- Data section
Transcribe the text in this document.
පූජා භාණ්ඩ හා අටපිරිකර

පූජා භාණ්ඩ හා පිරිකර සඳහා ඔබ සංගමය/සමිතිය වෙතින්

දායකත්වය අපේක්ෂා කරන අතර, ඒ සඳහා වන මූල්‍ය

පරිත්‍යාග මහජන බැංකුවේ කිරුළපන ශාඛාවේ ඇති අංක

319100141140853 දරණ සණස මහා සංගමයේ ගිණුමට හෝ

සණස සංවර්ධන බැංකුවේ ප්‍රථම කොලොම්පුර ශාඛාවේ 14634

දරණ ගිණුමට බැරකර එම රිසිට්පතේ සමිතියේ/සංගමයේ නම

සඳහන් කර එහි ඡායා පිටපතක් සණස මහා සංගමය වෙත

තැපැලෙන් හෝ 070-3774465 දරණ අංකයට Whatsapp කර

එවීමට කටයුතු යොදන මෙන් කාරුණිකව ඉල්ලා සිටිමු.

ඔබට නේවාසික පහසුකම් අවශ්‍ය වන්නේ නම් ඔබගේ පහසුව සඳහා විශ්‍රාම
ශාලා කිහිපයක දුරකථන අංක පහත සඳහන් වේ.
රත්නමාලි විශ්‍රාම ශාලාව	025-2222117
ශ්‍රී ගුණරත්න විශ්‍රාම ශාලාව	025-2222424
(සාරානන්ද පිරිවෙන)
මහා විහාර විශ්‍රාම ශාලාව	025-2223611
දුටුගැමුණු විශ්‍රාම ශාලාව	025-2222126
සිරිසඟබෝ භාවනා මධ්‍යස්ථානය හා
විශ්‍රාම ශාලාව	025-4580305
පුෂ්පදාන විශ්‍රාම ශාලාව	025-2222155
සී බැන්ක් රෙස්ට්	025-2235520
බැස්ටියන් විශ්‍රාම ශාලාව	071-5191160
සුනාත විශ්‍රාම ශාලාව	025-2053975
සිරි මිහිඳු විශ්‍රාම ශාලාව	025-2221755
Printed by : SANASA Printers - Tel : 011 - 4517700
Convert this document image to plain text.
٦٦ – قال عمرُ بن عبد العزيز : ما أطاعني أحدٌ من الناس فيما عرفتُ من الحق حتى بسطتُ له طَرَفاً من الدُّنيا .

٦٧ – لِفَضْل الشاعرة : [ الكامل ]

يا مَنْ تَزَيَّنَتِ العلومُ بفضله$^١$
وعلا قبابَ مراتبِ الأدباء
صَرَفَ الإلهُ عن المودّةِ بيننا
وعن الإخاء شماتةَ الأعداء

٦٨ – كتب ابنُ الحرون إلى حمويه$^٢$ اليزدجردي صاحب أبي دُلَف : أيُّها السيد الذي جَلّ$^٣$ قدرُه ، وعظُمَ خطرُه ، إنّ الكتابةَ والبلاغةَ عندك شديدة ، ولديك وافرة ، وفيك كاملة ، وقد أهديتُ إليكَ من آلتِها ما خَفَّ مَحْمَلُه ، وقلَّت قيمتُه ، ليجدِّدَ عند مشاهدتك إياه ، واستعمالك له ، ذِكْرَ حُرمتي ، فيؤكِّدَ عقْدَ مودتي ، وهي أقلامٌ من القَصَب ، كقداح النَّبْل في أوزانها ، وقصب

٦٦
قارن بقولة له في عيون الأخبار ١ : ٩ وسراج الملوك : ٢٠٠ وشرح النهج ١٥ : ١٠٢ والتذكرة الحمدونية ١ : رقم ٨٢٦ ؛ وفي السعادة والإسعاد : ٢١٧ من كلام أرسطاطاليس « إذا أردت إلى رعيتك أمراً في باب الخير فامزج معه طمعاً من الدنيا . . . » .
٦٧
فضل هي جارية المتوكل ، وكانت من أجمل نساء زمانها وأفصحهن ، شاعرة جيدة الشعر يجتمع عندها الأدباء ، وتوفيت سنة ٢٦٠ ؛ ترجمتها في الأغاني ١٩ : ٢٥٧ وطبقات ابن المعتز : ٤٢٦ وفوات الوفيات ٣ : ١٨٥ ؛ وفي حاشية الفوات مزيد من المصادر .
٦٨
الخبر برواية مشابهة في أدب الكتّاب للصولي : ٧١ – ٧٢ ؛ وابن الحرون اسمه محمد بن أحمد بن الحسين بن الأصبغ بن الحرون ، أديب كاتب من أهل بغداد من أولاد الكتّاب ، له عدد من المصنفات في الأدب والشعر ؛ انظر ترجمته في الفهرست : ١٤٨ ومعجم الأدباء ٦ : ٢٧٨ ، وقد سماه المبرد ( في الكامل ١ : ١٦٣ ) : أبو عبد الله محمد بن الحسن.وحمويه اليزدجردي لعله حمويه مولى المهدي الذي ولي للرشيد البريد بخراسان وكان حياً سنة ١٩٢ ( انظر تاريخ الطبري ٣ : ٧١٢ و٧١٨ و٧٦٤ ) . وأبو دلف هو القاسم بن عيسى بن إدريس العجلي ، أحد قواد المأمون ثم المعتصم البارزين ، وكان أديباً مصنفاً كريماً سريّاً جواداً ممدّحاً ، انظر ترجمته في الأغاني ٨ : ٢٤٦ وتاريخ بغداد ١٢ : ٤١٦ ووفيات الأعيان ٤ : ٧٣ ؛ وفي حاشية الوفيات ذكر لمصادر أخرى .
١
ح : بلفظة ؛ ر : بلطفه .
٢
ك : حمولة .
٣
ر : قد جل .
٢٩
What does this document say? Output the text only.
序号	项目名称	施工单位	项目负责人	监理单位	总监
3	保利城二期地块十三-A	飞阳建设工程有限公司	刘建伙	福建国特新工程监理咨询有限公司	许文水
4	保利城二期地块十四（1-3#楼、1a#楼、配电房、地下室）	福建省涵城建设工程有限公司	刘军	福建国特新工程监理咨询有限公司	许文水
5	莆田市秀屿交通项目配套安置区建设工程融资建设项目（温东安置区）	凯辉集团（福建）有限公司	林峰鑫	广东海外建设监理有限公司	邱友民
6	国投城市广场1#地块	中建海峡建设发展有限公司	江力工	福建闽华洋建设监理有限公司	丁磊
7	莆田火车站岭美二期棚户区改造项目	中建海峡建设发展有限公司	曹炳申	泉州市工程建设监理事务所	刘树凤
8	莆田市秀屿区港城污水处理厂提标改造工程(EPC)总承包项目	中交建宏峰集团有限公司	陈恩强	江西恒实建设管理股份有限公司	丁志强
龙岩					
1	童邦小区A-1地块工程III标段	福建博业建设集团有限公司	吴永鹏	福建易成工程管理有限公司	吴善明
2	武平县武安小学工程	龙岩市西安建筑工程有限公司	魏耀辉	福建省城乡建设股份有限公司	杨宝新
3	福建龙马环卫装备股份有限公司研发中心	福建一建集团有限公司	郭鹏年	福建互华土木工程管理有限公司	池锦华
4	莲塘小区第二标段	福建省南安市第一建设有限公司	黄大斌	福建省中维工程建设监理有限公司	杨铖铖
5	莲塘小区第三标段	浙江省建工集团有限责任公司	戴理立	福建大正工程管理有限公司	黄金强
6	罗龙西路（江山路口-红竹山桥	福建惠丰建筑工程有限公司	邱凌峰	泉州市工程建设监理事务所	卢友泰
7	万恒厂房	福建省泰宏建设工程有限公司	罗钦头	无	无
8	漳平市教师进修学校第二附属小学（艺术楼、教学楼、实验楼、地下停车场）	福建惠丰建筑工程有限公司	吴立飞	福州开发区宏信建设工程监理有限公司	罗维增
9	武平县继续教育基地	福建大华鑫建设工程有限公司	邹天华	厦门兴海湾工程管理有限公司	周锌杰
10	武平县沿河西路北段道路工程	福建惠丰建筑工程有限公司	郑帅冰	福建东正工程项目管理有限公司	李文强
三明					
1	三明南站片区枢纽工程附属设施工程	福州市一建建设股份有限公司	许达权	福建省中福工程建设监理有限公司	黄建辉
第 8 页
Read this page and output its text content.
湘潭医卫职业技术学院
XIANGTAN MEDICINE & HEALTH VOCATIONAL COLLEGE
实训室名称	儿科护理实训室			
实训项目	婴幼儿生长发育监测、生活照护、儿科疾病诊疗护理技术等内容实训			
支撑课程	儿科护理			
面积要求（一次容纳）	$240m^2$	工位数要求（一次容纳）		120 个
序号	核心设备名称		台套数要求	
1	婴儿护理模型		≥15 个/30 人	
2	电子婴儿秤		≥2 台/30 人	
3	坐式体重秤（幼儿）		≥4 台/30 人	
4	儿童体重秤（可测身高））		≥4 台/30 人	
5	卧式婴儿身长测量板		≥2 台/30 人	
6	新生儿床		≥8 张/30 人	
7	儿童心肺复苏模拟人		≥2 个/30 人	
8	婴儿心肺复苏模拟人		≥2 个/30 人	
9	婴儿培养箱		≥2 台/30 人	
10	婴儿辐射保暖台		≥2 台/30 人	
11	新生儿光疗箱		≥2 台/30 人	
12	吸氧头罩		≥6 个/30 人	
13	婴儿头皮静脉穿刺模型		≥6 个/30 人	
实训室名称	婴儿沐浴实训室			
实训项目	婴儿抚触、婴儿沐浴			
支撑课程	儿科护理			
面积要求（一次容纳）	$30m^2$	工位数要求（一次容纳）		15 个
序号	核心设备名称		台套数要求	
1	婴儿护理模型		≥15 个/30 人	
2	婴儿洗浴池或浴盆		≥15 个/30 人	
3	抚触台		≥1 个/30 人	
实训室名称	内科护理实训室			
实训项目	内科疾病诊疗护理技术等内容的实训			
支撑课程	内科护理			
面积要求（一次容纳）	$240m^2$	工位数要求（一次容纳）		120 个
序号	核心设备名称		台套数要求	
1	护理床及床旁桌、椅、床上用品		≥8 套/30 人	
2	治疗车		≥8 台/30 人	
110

- Written problem
Output only the lines running from the line with "Read this page and output its text content." through the final line of the data, inclusive.

- Response
Read this page and output its text content.
湘潭医卫职业技术学院
XIANGTAN MEDICINE & HEALTH VOCATIONAL COLLEGE
实训室名称	儿科护理实训室			
实训项目	婴幼儿生长发育监测、生活照护、儿科疾病诊疗护理技术等内容实训			
支撑课程	儿科护理			
面积要求（一次容纳）	$240m^2$	工位数要求（一次容纳）		120 个
序号	核心设备名称		台套数要求	
1	婴儿护理模型		≥15 个/30 人	
2	电子婴儿秤		≥2 台/30 人	
3	坐式体重秤（幼儿）		≥4 台/30 人	
4	儿童体重秤（可测身高））		≥4 台/30 人	
5	卧式婴儿身长测量板		≥2 台/30 人	
6	新生儿床		≥8 张/30 人	
7	儿童心肺复苏模拟人		≥2 个/30 人	
8	婴儿心肺复苏模拟人		≥2 个/30 人	
9	婴儿培养箱		≥2 台/30 人	
10	婴儿辐射保暖台		≥2 台/30 人	
11	新生儿光疗箱		≥2 台/30 人	
12	吸氧头罩		≥6 个/30 人	
13	婴儿头皮静脉穿刺模型		≥6 个/30 人	
实训室名称	婴儿沐浴实训室			
实训项目	婴儿抚触、婴儿沐浴			
支撑课程	儿科护理			
面积要求（一次容纳）	$30m^2$	工位数要求（一次容纳）		15 个
序号	核心设备名称		台套数要求	
1	婴儿护理模型		≥15 个/30 人	
2	婴儿洗浴池或浴盆		≥15 个/30 人	
3	抚触台		≥1 个/30 人	
实训室名称	内科护理实训室			
实训项目	内科疾病诊疗护理技术等内容的实训			
支撑课程	内科护理			
面积要求（一次容纳）	$240m^2$	工位数要求（一次容纳）		120 个
序号	核心设备名称		台套数要求	
1	护理床及床旁桌、椅、床上用品		≥8 套/30 人	
2	治疗车		≥8 台/30 人	
110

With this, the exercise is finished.